*INSTRUCTIONS TO FOLLOW*. Copy exactly the lines from the "What data populates" line to the end, both included, and nothing else.

— Begin SUPPLIED RECORDS —

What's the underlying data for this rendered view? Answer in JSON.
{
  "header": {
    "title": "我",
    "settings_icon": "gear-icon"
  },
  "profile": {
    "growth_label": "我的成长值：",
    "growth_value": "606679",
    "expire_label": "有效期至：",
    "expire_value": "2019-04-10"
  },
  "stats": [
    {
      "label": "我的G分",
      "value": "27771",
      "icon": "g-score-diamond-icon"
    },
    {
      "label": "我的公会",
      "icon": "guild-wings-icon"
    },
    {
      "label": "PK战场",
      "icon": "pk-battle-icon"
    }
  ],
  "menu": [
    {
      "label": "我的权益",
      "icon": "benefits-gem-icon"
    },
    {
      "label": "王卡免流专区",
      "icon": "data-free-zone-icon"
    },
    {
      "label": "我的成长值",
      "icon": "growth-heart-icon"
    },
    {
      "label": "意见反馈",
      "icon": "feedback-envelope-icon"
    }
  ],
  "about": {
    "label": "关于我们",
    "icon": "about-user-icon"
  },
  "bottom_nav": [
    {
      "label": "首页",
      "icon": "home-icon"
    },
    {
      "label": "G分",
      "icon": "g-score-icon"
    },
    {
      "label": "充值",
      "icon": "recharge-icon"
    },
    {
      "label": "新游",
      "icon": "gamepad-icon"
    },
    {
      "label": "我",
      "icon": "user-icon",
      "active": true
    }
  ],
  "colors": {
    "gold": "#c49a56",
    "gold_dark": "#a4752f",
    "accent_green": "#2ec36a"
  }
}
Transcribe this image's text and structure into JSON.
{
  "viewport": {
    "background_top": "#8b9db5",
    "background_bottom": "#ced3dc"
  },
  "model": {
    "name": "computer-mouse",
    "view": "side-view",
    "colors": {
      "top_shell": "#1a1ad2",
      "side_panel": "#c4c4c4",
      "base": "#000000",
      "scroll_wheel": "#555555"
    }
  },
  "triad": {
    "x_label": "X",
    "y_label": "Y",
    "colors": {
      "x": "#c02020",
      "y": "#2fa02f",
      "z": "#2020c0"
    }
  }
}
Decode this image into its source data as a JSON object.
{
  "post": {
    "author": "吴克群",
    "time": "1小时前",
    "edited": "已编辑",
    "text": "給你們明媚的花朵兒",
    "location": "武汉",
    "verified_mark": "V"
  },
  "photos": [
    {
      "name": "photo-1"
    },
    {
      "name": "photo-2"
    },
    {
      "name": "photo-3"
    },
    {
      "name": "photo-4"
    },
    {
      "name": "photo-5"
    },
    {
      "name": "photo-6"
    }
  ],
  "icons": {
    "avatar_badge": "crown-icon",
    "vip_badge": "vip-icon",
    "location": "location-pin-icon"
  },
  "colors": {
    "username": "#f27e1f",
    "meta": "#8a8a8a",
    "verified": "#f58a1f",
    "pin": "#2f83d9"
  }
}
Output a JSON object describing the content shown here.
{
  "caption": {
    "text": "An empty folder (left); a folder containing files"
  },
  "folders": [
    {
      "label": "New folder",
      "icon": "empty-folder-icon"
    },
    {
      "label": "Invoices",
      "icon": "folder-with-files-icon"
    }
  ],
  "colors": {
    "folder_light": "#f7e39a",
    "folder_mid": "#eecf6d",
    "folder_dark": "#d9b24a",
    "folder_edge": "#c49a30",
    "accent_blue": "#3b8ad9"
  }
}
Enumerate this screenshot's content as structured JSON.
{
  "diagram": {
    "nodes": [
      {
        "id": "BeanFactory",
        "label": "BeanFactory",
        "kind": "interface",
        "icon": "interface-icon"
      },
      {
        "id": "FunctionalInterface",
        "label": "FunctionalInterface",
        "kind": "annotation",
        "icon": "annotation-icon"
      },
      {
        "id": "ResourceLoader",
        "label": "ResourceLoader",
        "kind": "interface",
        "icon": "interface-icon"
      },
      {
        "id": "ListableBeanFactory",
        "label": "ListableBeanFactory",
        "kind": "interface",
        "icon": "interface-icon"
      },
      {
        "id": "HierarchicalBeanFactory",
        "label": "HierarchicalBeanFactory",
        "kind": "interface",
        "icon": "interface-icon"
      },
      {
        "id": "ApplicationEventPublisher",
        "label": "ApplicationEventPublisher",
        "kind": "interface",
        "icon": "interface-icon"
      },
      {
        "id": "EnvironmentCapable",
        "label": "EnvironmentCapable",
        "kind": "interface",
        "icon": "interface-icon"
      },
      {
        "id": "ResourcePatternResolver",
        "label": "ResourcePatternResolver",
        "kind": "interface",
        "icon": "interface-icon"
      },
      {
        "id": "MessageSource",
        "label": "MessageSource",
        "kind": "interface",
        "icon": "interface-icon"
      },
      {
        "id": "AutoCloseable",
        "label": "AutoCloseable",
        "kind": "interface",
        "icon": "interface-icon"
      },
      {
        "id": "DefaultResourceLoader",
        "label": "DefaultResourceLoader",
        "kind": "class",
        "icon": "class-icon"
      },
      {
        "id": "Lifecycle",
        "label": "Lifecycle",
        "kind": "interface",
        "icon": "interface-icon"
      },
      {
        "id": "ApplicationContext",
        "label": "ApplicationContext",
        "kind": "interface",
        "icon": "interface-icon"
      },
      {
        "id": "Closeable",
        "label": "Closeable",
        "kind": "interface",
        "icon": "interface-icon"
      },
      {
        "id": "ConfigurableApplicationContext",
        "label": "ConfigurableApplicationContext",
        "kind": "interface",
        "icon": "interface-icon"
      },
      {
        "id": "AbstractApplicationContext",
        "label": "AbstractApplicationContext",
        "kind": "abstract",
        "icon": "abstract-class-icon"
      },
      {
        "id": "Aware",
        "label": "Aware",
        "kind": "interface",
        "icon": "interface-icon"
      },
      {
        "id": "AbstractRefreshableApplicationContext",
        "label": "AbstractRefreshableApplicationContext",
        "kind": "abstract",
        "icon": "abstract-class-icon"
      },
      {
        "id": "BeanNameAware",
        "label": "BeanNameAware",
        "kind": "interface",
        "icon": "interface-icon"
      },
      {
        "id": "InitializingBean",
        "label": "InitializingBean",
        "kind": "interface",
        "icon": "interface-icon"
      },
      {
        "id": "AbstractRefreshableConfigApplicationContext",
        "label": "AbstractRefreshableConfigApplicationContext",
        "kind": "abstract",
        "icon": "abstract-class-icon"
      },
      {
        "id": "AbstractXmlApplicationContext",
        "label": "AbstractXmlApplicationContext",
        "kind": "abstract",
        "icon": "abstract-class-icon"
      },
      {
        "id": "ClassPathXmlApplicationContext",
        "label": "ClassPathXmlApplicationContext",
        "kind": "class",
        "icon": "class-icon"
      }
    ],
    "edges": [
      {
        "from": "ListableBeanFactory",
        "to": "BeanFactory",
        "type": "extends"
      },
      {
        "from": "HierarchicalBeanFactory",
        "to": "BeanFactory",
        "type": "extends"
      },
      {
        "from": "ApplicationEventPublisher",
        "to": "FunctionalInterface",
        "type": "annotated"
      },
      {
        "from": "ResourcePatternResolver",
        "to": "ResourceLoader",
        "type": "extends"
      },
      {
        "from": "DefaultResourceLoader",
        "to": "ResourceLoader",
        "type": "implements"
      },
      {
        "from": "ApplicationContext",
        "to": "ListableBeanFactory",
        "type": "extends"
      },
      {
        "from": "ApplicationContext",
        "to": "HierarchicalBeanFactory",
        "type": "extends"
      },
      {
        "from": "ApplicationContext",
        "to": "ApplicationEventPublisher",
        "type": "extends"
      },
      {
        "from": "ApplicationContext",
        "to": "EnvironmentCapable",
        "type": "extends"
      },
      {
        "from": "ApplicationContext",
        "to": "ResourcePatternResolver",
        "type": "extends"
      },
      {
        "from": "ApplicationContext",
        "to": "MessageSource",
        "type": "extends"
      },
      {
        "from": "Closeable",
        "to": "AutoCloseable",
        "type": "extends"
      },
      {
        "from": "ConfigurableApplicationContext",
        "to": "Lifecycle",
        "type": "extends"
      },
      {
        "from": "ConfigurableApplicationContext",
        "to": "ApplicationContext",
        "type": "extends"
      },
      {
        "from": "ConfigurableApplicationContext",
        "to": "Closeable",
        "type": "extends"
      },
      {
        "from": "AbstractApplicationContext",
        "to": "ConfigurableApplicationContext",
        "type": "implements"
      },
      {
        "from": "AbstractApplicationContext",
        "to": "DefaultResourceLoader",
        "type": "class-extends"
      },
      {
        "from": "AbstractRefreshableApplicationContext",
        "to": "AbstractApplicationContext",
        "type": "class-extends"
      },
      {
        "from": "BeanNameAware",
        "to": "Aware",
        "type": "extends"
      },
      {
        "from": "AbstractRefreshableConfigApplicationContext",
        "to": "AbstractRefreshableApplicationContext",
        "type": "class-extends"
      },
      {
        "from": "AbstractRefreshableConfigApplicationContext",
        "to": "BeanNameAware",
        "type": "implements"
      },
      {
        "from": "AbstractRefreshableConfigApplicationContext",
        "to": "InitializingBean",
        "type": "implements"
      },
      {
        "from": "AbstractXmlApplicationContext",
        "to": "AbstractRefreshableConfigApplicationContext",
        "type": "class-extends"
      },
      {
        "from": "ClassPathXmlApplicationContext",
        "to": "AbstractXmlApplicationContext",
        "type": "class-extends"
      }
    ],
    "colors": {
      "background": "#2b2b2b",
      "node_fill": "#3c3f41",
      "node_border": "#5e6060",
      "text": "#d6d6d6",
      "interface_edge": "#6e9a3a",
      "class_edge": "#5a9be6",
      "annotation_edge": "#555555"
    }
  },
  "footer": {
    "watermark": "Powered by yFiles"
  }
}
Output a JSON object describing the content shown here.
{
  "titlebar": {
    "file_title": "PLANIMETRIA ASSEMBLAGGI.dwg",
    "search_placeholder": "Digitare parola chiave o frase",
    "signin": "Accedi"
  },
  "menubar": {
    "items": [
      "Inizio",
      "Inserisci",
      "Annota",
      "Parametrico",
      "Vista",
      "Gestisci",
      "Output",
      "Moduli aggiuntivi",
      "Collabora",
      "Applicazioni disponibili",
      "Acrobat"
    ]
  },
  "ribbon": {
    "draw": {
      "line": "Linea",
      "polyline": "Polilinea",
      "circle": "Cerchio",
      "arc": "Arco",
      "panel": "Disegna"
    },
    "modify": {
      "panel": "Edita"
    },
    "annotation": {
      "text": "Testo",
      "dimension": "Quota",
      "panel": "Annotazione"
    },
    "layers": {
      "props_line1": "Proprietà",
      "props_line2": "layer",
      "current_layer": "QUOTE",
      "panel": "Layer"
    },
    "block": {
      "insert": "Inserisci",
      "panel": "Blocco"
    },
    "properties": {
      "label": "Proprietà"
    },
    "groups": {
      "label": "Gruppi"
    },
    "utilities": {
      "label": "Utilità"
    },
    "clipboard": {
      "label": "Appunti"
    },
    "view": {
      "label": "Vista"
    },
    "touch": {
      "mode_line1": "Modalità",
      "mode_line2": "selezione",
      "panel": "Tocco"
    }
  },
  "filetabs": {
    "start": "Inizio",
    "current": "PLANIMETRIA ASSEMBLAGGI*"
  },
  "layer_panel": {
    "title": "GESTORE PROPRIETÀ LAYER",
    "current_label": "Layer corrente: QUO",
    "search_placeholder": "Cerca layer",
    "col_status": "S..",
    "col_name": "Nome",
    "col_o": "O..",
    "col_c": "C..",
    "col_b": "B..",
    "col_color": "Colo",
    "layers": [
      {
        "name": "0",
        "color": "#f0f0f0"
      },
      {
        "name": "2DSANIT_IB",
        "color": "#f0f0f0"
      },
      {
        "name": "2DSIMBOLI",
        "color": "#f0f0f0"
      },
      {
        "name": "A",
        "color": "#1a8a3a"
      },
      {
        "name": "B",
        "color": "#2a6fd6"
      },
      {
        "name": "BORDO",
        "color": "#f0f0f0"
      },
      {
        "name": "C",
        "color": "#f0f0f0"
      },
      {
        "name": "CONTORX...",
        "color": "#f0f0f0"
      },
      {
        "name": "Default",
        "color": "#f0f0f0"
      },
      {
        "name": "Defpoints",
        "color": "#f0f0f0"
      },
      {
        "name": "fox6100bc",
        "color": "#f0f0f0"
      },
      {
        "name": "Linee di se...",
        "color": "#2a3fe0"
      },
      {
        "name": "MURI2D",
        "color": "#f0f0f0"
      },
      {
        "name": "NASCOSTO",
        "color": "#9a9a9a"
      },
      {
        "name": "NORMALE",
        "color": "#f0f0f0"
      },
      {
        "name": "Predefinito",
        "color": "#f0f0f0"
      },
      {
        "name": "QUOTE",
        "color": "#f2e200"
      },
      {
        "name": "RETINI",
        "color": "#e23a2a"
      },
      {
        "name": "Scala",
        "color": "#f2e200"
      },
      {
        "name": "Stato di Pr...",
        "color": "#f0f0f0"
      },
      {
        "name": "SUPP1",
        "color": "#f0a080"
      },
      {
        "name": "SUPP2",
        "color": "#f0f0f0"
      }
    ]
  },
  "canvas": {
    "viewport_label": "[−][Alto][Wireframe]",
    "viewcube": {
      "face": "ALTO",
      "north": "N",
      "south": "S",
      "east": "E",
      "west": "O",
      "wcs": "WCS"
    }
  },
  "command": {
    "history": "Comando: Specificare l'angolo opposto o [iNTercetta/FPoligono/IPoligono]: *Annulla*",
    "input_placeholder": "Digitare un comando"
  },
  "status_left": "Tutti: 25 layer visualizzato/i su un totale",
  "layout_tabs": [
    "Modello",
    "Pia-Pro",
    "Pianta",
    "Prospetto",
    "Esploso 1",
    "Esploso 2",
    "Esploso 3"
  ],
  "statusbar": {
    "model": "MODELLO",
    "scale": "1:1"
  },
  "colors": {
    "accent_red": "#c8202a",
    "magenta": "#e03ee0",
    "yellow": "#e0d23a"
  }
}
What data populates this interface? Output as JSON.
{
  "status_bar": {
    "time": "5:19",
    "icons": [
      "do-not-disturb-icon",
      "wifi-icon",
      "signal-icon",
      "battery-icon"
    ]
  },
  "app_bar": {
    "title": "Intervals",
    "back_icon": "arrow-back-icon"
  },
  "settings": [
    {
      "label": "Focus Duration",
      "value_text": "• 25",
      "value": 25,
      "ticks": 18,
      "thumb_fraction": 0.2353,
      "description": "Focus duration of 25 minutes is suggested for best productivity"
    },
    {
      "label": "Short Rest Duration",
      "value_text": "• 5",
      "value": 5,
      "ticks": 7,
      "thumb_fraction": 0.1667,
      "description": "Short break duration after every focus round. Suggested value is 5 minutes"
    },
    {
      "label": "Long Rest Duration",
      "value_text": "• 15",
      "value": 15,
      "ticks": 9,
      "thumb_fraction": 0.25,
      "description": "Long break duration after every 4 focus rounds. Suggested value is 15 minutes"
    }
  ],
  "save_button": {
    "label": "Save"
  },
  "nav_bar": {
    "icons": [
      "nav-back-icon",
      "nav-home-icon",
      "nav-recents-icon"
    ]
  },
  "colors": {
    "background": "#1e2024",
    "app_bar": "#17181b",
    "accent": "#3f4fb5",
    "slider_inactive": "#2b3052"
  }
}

— End SUPPLIED RECORDS —

*SOLUTION TO THE PROBLEM*.
What data populates this interface? Output as JSON.
{
  "status_bar": {
    "time": "5:19",
    "icons": [
      "do-not-disturb-icon",
      "wifi-icon",
      "signal-icon",
      "battery-icon"
    ]
  },
  "app_bar": {
    "title": "Intervals",
    "back_icon": "arrow-back-icon"
  },
  "settings": [
    {
      "label": "Focus Duration",
      "value_text": "• 25",
      "value": 25,
      "ticks": 18,
      "thumb_fraction": 0.2353,
      "description": "Focus duration of 25 minutes is suggested for best productivity"
    },
    {
      "label": "Short Rest Duration",
      "value_text": "• 5",
      "value": 5,
      "ticks": 7,
      "thumb_fraction": 0.1667,
      "description": "Short break duration after every focus round. Suggested value is 5 minutes"
    },
    {
      "label": "Long Rest Duration",
      "value_text": "• 15",
      "value": 15,
      "ticks": 9,
      "thumb_fraction": 0.25,
      "description": "Long break duration after every 4 focus rounds. Suggested value is 15 minutes"
    }
  ],
  "save_button": {
    "label": "Save"
  },
  "nav_bar": {
    "icons": [
      "nav-back-icon",
      "nav-home-icon",
      "nav-recents-icon"
    ]
  },
  "colors": {
    "background": "#1e2024",
    "app_bar": "#17181b",
    "accent": "#3f4fb5",
    "slider_inactive": "#2b3052"
  }
}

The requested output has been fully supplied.